[start Dataset rows]

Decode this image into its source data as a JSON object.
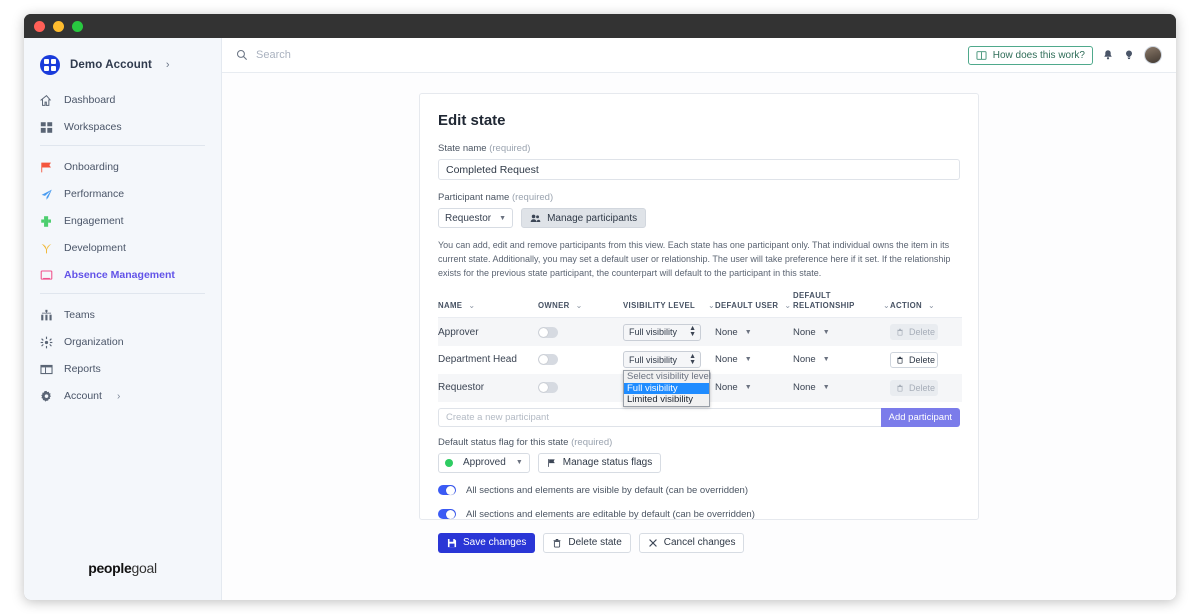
{
  "sidebar": {
    "account": {
      "name": "Demo Account",
      "caret": "›"
    },
    "groups": [
      {
        "items": [
          {
            "label": "Dashboard",
            "icon": "home-icon"
          },
          {
            "label": "Workspaces",
            "icon": "grid-icon"
          }
        ]
      },
      {
        "items": [
          {
            "label": "Onboarding",
            "icon": "flag-icon"
          },
          {
            "label": "Performance",
            "icon": "paper-plane-icon"
          },
          {
            "label": "Engagement",
            "icon": "puzzle-icon"
          },
          {
            "label": "Development",
            "icon": "sprout-icon"
          },
          {
            "label": "Absence Management",
            "icon": "monitor-icon",
            "active": true
          }
        ]
      },
      {
        "items": [
          {
            "label": "Teams",
            "icon": "teams-icon"
          },
          {
            "label": "Organization",
            "icon": "organization-icon"
          },
          {
            "label": "Reports",
            "icon": "reports-icon"
          },
          {
            "label": "Account",
            "icon": "gear-icon",
            "caret": "›"
          }
        ]
      }
    ],
    "footer_logo_bold": "people",
    "footer_logo_light": "goal"
  },
  "topbar": {
    "search_placeholder": "Search",
    "search_value": "",
    "help_button": "How does this work?"
  },
  "card": {
    "title": "Edit state",
    "state_name_label": "State name",
    "required_tag": "(required)",
    "state_name_value": "Completed Request",
    "participant_name_label": "Participant name",
    "participant_select_value": "Requestor",
    "manage_participants_button": "Manage participants",
    "description": "You can add, edit and remove participants from this view. Each state has one participant only. That individual owns the item in its current state. Additionally, you may set a default user or relationship. The user will take preference here if it set. If the relationship exists for the previous state participant, the counterpart will default to the participant in this state.",
    "table": {
      "columns": [
        "NAME",
        "OWNER",
        "VISIBILITY LEVEL",
        "DEFAULT USER",
        "DEFAULT RELATIONSHIP",
        "ACTION"
      ],
      "rows": [
        {
          "name": "Approver",
          "owner_on": false,
          "visibility": "Full visibility",
          "default_user": "None",
          "default_relationship": "None",
          "action_label": "Delete",
          "action_disabled": true
        },
        {
          "name": "Department Head",
          "owner_on": false,
          "visibility": "Full visibility",
          "default_user": "None",
          "default_relationship": "None",
          "action_label": "Delete",
          "action_disabled": false
        },
        {
          "name": "Requestor",
          "owner_on": false,
          "visibility": "Full visibility",
          "default_user": "None",
          "default_relationship": "None",
          "action_label": "Delete",
          "action_disabled": true
        }
      ]
    },
    "add_participant_placeholder": "Create a new participant",
    "add_participant_value": "",
    "add_participant_button": "Add participant",
    "visibility_dropdown": {
      "options": [
        "Select visibility level",
        "Full visibility",
        "Limited visibility"
      ],
      "selected": "Full visibility"
    },
    "status_flag_label": "Default status flag for this state",
    "status_flag_value": "Approved",
    "manage_status_flags_button": "Manage status flags",
    "toggle_visible_label": "All sections and elements are visible by default (can be overridden)",
    "toggle_editable_label": "All sections and elements are editable by default (can be overridden)",
    "save_button": "Save changes",
    "delete_button": "Delete state",
    "cancel_button": "Cancel changes"
  },
  "colors": {
    "accent_blue": "#2a36d6",
    "toggle_on": "#3b5bf5",
    "add_participant": "#7b7cea",
    "dropdown_highlight": "#1f8cff",
    "active_nav": "#6253e8",
    "status_green": "#2ecc62",
    "help_border": "#4fa98c"
  }
}
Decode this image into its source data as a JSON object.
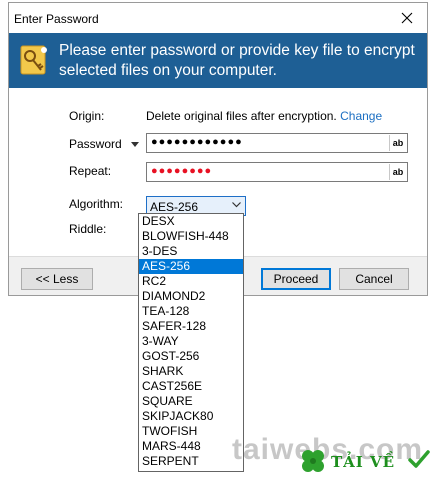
{
  "window": {
    "title": "Enter Password"
  },
  "banner": {
    "text": "Please enter password or provide key file to encrypt selected files on your computer."
  },
  "form": {
    "origin_label": "Origin:",
    "origin_text": "Delete original files after encryption.",
    "origin_link": "Change",
    "password_label": "Password",
    "password_mask": "●●●●●●●●●●●●",
    "repeat_label": "Repeat:",
    "repeat_mask": "●●●●●●●●",
    "ab_label": "ab",
    "algorithm_label": "Algorithm:",
    "riddle_label": "Riddle:",
    "algorithm_selected": "AES-256"
  },
  "buttons": {
    "less": "<< Less",
    "proceed": "Proceed",
    "cancel": "Cancel"
  },
  "algorithms": [
    "DESX",
    "BLOWFISH-448",
    "3-DES",
    "AES-256",
    "RC2",
    "DIAMOND2",
    "TEA-128",
    "SAFER-128",
    "3-WAY",
    "GOST-256",
    "SHARK",
    "CAST256E",
    "SQUARE",
    "SKIPJACK80",
    "TWOFISH",
    "MARS-448",
    "SERPENT"
  ],
  "watermark": {
    "site": "taiwebs.com",
    "brand": "TẢI VỀ"
  },
  "colors": {
    "banner": "#1e5f95",
    "accent": "#0078d7",
    "link": "#1c6fc2",
    "repeat_mask": "#e81123"
  }
}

[end Dataset rows]

### Goal
Search the entries for "Cancel" and copy out each line that has it.

### Result of the exercise
    "cancel_button": "Cancel changes"
    "cancel": "Cancel"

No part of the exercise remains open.